"""
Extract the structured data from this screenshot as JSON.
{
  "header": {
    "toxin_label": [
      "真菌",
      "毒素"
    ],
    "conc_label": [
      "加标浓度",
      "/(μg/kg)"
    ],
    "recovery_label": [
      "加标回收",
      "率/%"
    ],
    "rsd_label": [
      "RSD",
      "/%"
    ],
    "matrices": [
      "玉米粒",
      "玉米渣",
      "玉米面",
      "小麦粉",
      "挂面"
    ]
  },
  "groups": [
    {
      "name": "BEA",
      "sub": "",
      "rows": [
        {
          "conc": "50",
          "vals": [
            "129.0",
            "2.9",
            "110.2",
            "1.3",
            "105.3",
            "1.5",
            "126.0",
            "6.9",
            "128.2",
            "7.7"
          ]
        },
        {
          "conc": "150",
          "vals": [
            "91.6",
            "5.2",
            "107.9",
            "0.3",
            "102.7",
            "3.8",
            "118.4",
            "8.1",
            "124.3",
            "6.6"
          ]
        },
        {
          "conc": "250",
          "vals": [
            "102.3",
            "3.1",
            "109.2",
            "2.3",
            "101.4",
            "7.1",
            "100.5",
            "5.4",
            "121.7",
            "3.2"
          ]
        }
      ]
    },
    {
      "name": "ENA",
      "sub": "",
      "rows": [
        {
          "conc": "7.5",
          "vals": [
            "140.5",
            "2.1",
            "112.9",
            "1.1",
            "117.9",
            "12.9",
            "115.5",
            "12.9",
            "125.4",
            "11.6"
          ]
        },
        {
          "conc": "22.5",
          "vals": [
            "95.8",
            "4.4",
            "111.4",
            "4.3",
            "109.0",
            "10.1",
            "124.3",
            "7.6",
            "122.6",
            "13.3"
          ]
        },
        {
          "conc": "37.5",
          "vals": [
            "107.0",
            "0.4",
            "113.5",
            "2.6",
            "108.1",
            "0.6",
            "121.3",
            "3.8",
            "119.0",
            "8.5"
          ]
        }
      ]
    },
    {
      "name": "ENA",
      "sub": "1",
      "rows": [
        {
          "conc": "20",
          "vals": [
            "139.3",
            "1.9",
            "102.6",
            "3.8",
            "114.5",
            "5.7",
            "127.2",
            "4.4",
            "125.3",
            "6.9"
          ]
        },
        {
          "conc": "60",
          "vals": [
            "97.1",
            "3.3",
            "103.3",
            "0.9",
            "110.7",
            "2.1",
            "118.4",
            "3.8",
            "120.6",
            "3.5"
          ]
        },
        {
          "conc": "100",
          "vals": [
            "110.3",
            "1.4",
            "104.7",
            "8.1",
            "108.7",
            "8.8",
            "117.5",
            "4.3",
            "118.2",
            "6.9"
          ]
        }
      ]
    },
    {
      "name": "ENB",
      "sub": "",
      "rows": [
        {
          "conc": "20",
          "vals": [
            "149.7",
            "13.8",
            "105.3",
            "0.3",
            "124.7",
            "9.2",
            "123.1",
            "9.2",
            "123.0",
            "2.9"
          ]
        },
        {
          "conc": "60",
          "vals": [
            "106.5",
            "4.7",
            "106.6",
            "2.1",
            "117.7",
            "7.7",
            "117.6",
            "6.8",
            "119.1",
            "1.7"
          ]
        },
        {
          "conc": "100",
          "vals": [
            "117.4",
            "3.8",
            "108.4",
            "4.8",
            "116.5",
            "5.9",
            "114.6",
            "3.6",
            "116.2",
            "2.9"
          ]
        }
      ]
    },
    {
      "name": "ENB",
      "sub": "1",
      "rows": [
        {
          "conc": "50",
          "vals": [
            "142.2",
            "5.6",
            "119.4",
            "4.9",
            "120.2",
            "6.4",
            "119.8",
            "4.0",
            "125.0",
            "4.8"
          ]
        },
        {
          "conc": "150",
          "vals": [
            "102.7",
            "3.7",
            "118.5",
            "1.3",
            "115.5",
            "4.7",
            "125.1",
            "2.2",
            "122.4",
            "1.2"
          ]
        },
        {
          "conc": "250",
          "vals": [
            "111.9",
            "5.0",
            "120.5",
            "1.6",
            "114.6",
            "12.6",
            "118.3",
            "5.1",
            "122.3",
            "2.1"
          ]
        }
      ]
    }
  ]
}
"""
EXERCISE AIM:
A complete, exact copy of the material is required.

SOLUTION TO THIS EXERCISE:
Extract the structured data from this screenshot as JSON.
{
  "header": {
    "toxin_label": [
      "真菌",
      "毒素"
    ],
    "conc_label": [
      "加标浓度",
      "/(μg/kg)"
    ],
    "recovery_label": [
      "加标回收",
      "率/%"
    ],
    "rsd_label": [
      "RSD",
      "/%"
    ],
    "matrices": [
      "玉米粒",
      "玉米渣",
      "玉米面",
      "小麦粉",
      "挂面"
    ]
  },
  "groups": [
    {
      "name": "BEA",
      "sub": "",
      "rows": [
        {
          "conc": "50",
          "vals": [
            "129.0",
            "2.9",
            "110.2",
            "1.3",
            "105.3",
            "1.5",
            "126.0",
            "6.9",
            "128.2",
            "7.7"
          ]
        },
        {
          "conc": "150",
          "vals": [
            "91.6",
            "5.2",
            "107.9",
            "0.3",
            "102.7",
            "3.8",
            "118.4",
            "8.1",
            "124.3",
            "6.6"
          ]
        },
        {
          "conc": "250",
          "vals": [
            "102.3",
            "3.1",
            "109.2",
            "2.3",
            "101.4",
            "7.1",
            "100.5",
            "5.4",
            "121.7",
            "3.2"
          ]
        }
      ]
    },
    {
      "name": "ENA",
      "sub": "",
      "rows": [
        {
          "conc": "7.5",
          "vals": [
            "140.5",
            "2.1",
            "112.9",
            "1.1",
            "117.9",
            "12.9",
            "115.5",
            "12.9",
            "125.4",
            "11.6"
          ]
        },
        {
          "conc": "22.5",
          "vals": [
            "95.8",
            "4.4",
            "111.4",
            "4.3",
            "109.0",
            "10.1",
            "124.3",
            "7.6",
            "122.6",
            "13.3"
          ]
        },
        {
          "conc": "37.5",
          "vals": [
            "107.0",
            "0.4",
            "113.5",
            "2.6",
            "108.1",
            "0.6",
            "121.3",
            "3.8",
            "119.0",
            "8.5"
          ]
        }
      ]
    },
    {
      "name": "ENA",
      "sub": "1",
      "rows": [
        {
          "conc": "20",
          "vals": [
            "139.3",
            "1.9",
            "102.6",
            "3.8",
            "114.5",
            "5.7",
            "127.2",
            "4.4",
            "125.3",
            "6.9"
          ]
        },
        {
          "conc": "60",
          "vals": [
            "97.1",
            "3.3",
            "103.3",
            "0.9",
            "110.7",
            "2.1",
            "118.4",
            "3.8",
            "120.6",
            "3.5"
          ]
        },
        {
          "conc": "100",
          "vals": [
            "110.3",
            "1.4",
            "104.7",
            "8.1",
            "108.7",
            "8.8",
            "117.5",
            "4.3",
            "118.2",
            "6.9"
          ]
        }
      ]
    },
    {
      "name": "ENB",
      "sub": "",
      "rows": [
        {
          "conc": "20",
          "vals": [
            "149.7",
            "13.8",
            "105.3",
            "0.3",
            "124.7",
            "9.2",
            "123.1",
            "9.2",
            "123.0",
            "2.9"
          ]
        },
        {
          "conc": "60",
          "vals": [
            "106.5",
            "4.7",
            "106.6",
            "2.1",
            "117.7",
            "7.7",
            "117.6",
            "6.8",
            "119.1",
            "1.7"
          ]
        },
        {
          "conc": "100",
          "vals": [
            "117.4",
            "3.8",
            "108.4",
            "4.8",
            "116.5",
            "5.9",
            "114.6",
            "3.6",
            "116.2",
            "2.9"
          ]
        }
      ]
    },
    {
      "name": "ENB",
      "sub": "1",
      "rows": [
        {
          "conc": "50",
          "vals": [
            "142.2",
            "5.6",
            "119.4",
            "4.9",
            "120.2",
            "6.4",
            "119.8",
            "4.0",
            "125.0",
            "4.8"
          ]
        },
        {
          "conc": "150",
          "vals": [
            "102.7",
            "3.7",
            "118.5",
            "1.3",
            "115.5",
            "4.7",
            "125.1",
            "2.2",
            "122.4",
            "1.2"
          ]
        },
        {
          "conc": "250",
          "vals": [
            "111.9",
            "5.0",
            "120.5",
            "1.6",
            "114.6",
            "12.6",
            "118.3",
            "5.1",
            "122.3",
            "2.1"
          ]
        }
      ]
    }
  ]
}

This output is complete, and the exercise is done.